## RECORDS FOR THIS EXERCISE
•••
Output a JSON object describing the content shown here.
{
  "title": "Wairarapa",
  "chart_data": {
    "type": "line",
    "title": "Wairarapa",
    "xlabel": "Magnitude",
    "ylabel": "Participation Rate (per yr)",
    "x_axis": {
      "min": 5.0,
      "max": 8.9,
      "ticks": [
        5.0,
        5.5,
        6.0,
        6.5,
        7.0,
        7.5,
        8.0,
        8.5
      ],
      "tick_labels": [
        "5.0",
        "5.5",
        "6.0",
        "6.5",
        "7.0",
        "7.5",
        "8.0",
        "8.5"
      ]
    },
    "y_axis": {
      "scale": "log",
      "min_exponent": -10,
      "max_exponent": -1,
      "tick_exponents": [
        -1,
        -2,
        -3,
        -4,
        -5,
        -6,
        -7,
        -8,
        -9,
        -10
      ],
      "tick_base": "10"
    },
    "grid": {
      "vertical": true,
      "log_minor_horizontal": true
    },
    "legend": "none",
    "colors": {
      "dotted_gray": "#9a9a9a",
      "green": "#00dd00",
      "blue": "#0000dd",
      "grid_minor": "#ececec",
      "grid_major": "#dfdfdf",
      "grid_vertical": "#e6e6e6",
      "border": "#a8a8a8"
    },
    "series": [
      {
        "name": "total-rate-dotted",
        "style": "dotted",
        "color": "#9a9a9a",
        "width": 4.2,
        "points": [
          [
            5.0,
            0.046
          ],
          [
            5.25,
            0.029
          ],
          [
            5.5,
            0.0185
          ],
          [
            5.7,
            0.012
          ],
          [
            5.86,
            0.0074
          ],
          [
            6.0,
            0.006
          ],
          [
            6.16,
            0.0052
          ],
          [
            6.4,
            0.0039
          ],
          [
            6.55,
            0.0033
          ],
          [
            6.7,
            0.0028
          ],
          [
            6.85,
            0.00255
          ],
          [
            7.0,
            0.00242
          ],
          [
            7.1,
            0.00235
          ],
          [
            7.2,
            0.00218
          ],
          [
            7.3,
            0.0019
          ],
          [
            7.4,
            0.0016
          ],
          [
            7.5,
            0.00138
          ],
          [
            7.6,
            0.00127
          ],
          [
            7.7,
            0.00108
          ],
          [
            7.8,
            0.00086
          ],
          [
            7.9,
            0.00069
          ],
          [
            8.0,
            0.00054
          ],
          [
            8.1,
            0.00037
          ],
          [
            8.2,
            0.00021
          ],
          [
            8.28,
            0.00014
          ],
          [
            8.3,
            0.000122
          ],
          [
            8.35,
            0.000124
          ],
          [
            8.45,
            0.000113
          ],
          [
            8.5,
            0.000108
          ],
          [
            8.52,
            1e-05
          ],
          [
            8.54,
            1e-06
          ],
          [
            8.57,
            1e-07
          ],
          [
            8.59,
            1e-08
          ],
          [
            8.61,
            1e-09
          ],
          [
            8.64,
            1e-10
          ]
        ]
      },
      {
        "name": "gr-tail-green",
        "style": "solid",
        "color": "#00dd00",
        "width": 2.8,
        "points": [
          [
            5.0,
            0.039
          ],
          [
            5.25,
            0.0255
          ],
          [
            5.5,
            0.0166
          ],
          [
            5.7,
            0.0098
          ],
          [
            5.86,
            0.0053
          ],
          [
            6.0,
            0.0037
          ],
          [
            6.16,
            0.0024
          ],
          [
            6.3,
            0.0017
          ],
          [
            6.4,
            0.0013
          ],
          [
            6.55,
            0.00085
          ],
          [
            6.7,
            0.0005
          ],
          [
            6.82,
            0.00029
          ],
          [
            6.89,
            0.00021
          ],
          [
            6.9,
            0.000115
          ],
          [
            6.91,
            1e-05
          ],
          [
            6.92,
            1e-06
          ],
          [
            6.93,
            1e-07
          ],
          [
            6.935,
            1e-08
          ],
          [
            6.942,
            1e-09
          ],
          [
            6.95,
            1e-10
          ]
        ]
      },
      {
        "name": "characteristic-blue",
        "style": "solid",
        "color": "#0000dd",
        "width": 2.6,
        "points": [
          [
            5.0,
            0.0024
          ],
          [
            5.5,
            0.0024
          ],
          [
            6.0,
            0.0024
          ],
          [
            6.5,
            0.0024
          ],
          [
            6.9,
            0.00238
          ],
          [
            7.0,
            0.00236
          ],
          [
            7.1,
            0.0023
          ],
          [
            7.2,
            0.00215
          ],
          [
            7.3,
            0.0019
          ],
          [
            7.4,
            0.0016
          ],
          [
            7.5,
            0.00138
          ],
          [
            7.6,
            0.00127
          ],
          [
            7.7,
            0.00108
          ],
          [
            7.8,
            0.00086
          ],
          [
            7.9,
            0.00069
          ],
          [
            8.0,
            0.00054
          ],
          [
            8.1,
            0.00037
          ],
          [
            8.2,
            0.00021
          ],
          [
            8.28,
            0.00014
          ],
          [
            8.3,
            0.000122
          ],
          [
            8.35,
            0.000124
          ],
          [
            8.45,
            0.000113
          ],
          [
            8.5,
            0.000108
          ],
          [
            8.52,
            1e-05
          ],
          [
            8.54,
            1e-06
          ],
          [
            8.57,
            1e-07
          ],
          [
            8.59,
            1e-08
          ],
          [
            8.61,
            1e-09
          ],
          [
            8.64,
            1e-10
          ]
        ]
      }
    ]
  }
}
•••
## SHORT PROBLEM
Restate the data above word for word, please.

## RIGHT ANSWER
Output a JSON object describing the content shown here.
{
  "title": "Wairarapa",
  "chart_data": {
    "type": "line",
    "title": "Wairarapa",
    "xlabel": "Magnitude",
    "ylabel": "Participation Rate (per yr)",
    "x_axis": {
      "min": 5.0,
      "max": 8.9,
      "ticks": [
        5.0,
        5.5,
        6.0,
        6.5,
        7.0,
        7.5,
        8.0,
        8.5
      ],
      "tick_labels": [
        "5.0",
        "5.5",
        "6.0",
        "6.5",
        "7.0",
        "7.5",
        "8.0",
        "8.5"
      ]
    },
    "y_axis": {
      "scale": "log",
      "min_exponent": -10,
      "max_exponent": -1,
      "tick_exponents": [
        -1,
        -2,
        -3,
        -4,
        -5,
        -6,
        -7,
        -8,
        -9,
        -10
      ],
      "tick_base": "10"
    },
    "grid": {
      "vertical": true,
      "log_minor_horizontal": true
    },
    "legend": "none",
    "colors": {
      "dotted_gray": "#9a9a9a",
      "green": "#00dd00",
      "blue": "#0000dd",
      "grid_minor": "#ececec",
      "grid_major": "#dfdfdf",
      "grid_vertical": "#e6e6e6",
      "border": "#a8a8a8"
    },
    "series": [
      {
        "name": "total-rate-dotted",
        "style": "dotted",
        "color": "#9a9a9a",
        "width": 4.2,
        "points": [
          [
            5.0,
            0.046
          ],
          [
            5.25,
            0.029
          ],
          [
            5.5,
            0.0185
          ],
          [
            5.7,
            0.012
          ],
          [
            5.86,
            0.0074
          ],
          [
            6.0,
            0.006
          ],
          [
            6.16,
            0.0052
          ],
          [
            6.4,
            0.0039
          ],
          [
            6.55,
            0.0033
          ],
          [
            6.7,
            0.0028
          ],
          [
            6.85,
            0.00255
          ],
          [
            7.0,
            0.00242
          ],
          [
            7.1,
            0.00235
          ],
          [
            7.2,
            0.00218
          ],
          [
            7.3,
            0.0019
          ],
          [
            7.4,
            0.0016
          ],
          [
            7.5,
            0.00138
          ],
          [
            7.6,
            0.00127
          ],
          [
            7.7,
            0.00108
          ],
          [
            7.8,
            0.00086
          ],
          [
            7.9,
            0.00069
          ],
          [
            8.0,
            0.00054
          ],
          [
            8.1,
            0.00037
          ],
          [
            8.2,
            0.00021
          ],
          [
            8.28,
            0.00014
          ],
          [
            8.3,
            0.000122
          ],
          [
            8.35,
            0.000124
          ],
          [
            8.45,
            0.000113
          ],
          [
            8.5,
            0.000108
          ],
          [
            8.52,
            1e-05
          ],
          [
            8.54,
            1e-06
          ],
          [
            8.57,
            1e-07
          ],
          [
            8.59,
            1e-08
          ],
          [
            8.61,
            1e-09
          ],
          [
            8.64,
            1e-10
          ]
        ]
      },
      {
        "name": "gr-tail-green",
        "style": "solid",
        "color": "#00dd00",
        "width": 2.8,
        "points": [
          [
            5.0,
            0.039
          ],
          [
            5.25,
            0.0255
          ],
          [
            5.5,
            0.0166
          ],
          [
            5.7,
            0.0098
          ],
          [
            5.86,
            0.0053
          ],
          [
            6.0,
            0.0037
          ],
          [
            6.16,
            0.0024
          ],
          [
            6.3,
            0.0017
          ],
          [
            6.4,
            0.0013
          ],
          [
            6.55,
            0.00085
          ],
          [
            6.7,
            0.0005
          ],
          [
            6.82,
            0.00029
          ],
          [
            6.89,
            0.00021
          ],
          [
            6.9,
            0.000115
          ],
          [
            6.91,
            1e-05
          ],
          [
            6.92,
            1e-06
          ],
          [
            6.93,
            1e-07
          ],
          [
            6.935,
            1e-08
          ],
          [
            6.942,
            1e-09
          ],
          [
            6.95,
            1e-10
          ]
        ]
      },
      {
        "name": "characteristic-blue",
        "style": "solid",
        "color": "#0000dd",
        "width": 2.6,
        "points": [
          [
            5.0,
            0.0024
          ],
          [
            5.5,
            0.0024
          ],
          [
            6.0,
            0.0024
          ],
          [
            6.5,
            0.0024
          ],
          [
            6.9,
            0.00238
          ],
          [
            7.0,
            0.00236
          ],
          [
            7.1,
            0.0023
          ],
          [
            7.2,
            0.00215
          ],
          [
            7.3,
            0.0019
          ],
          [
            7.4,
            0.0016
          ],
          [
            7.5,
            0.00138
          ],
          [
            7.6,
            0.00127
          ],
          [
            7.7,
            0.00108
          ],
          [
            7.8,
            0.00086
          ],
          [
            7.9,
            0.00069
          ],
          [
            8.0,
            0.00054
          ],
          [
            8.1,
            0.00037
          ],
          [
            8.2,
            0.00021
          ],
          [
            8.28,
            0.00014
          ],
          [
            8.3,
            0.000122
          ],
          [
            8.35,
            0.000124
          ],
          [
            8.45,
            0.000113
          ],
          [
            8.5,
            0.000108
          ],
          [
            8.52,
            1e-05
          ],
          [
            8.54,
            1e-06
          ],
          [
            8.57,
            1e-07
          ],
          [
            8.59,
            1e-08
          ],
          [
            8.61,
            1e-09
          ],
          [
            8.64,
            1e-10
          ]
        ]
      }
    ]
  }
}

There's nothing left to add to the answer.